DATA EXTRACT
--------------------------------

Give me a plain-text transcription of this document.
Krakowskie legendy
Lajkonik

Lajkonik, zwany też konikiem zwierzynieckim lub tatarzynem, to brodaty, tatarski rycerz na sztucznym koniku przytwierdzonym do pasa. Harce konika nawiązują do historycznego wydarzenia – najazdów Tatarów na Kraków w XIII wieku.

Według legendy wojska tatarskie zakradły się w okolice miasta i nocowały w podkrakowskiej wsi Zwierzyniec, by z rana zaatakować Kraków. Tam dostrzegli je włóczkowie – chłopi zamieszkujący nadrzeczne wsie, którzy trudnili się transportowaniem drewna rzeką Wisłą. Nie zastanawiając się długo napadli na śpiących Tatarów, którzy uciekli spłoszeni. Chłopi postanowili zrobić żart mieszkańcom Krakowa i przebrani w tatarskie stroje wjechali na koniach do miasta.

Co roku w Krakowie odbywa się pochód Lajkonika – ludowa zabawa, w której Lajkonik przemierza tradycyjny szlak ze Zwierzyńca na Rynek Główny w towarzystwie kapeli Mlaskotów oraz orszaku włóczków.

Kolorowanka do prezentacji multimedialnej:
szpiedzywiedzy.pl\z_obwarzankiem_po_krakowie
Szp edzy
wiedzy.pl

--------------------------------

SET TASK
Give the listing again, word for word.

ANSWER FOR THE TASK
Give me a plain-text transcription of this document.
Krakowskie legendy
Lajkonik

Lajkonik, zwany też konikiem zwierzynieckim lub tatarzynem, to brodaty, tatarski rycerz na sztucznym koniku przytwierdzonym do pasa. Harce konika nawiązują do historycznego wydarzenia – najazdów Tatarów na Kraków w XIII wieku.

Według legendy wojska tatarskie zakradły się w okolice miasta i nocowały w podkrakowskiej wsi Zwierzyniec, by z rana zaatakować Kraków. Tam dostrzegli je włóczkowie – chłopi zamieszkujący nadrzeczne wsie, którzy trudnili się transportowaniem drewna rzeką Wisłą. Nie zastanawiając się długo napadli na śpiących Tatarów, którzy uciekli spłoszeni. Chłopi postanowili zrobić żart mieszkańcom Krakowa i przebrani w tatarskie stroje wjechali na koniach do miasta.

Co roku w Krakowie odbywa się pochód Lajkonika – ludowa zabawa, w której Lajkonik przemierza tradycyjny szlak ze Zwierzyńca na Rynek Główny w towarzystwie kapeli Mlaskotów oraz orszaku włóczków.

Kolorowanka do prezentacji multimedialnej:
szpiedzywiedzy.pl\z_obwarzankiem_po_krakowie
Szp edzy
wiedzy.pl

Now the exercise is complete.